### Task directions
Extract every line of the material below that contains the string "contamination", treating uppercase and lowercase as different.

********************

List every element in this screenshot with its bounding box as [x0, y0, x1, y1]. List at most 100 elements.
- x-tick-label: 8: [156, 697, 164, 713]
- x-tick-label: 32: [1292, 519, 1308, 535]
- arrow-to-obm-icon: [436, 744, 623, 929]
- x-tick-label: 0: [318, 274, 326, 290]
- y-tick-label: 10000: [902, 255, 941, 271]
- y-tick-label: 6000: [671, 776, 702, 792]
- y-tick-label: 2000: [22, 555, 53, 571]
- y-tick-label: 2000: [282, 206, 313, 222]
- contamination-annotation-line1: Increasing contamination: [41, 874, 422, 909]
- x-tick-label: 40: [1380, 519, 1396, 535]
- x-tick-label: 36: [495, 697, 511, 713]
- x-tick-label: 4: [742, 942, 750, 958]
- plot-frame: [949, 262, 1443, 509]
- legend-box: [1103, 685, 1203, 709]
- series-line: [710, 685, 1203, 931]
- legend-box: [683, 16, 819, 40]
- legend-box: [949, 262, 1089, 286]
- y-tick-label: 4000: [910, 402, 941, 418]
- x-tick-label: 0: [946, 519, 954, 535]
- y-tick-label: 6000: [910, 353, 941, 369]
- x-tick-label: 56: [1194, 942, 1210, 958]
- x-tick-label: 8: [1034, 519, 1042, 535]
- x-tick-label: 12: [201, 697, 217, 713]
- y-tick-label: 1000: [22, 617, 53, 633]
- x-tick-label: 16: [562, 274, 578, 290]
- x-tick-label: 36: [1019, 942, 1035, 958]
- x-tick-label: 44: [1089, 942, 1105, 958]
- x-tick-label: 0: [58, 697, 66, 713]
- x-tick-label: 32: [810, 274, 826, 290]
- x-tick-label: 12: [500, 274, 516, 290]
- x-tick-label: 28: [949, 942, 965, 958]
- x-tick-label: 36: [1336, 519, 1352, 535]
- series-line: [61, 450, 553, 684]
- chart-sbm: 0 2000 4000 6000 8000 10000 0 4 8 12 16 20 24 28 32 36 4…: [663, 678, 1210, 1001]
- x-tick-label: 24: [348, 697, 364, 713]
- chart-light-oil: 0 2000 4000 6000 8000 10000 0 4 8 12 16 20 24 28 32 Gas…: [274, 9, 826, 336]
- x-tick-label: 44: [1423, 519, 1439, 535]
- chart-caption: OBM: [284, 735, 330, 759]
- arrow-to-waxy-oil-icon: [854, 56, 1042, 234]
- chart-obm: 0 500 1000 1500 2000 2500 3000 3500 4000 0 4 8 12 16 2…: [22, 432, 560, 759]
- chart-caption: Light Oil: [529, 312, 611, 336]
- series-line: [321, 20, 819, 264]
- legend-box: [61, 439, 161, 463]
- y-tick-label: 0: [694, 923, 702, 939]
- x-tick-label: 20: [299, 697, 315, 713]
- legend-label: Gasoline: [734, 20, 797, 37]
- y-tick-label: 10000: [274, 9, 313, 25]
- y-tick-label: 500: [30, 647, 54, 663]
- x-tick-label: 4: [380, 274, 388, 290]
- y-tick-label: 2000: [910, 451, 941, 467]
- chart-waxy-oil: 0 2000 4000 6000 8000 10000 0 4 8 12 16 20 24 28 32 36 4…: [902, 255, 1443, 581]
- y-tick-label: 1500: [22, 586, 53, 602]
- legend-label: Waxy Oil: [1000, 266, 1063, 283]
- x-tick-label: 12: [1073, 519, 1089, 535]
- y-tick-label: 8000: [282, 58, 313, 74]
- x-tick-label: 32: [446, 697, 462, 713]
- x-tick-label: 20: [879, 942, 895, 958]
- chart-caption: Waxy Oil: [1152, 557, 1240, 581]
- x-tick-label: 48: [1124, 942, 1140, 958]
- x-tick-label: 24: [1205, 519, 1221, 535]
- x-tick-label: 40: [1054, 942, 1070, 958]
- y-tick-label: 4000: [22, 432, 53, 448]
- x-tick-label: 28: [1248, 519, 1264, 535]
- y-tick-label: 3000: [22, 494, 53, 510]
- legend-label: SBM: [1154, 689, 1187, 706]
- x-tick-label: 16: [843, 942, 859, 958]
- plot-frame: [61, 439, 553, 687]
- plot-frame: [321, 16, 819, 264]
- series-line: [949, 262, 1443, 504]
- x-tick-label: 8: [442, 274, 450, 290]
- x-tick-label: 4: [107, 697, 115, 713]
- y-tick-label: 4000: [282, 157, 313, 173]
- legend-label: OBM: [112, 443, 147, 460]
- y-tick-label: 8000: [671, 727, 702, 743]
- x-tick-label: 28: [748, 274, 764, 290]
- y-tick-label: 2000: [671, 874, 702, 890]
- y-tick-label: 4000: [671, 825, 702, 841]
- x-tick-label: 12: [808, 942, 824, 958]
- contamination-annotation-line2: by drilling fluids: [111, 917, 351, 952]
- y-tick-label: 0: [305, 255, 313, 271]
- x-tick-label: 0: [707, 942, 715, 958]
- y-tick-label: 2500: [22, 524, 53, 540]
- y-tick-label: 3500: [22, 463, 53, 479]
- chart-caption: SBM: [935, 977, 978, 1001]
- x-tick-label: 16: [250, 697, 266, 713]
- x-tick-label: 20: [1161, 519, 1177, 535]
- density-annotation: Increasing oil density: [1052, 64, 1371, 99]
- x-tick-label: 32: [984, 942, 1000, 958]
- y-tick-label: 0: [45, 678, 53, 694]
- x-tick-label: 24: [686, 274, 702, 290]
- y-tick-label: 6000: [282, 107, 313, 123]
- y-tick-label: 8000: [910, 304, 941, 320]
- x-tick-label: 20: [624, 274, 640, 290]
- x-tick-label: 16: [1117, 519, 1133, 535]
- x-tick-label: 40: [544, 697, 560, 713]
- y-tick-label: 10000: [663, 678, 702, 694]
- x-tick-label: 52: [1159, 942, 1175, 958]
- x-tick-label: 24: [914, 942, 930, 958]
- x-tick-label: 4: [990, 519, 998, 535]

********************

### Solution for this task
- contamination-annotation-line1: Increasing contamination: [41, 874, 422, 909]
- contamination-annotation-line2: by drilling fluids: [111, 917, 351, 952]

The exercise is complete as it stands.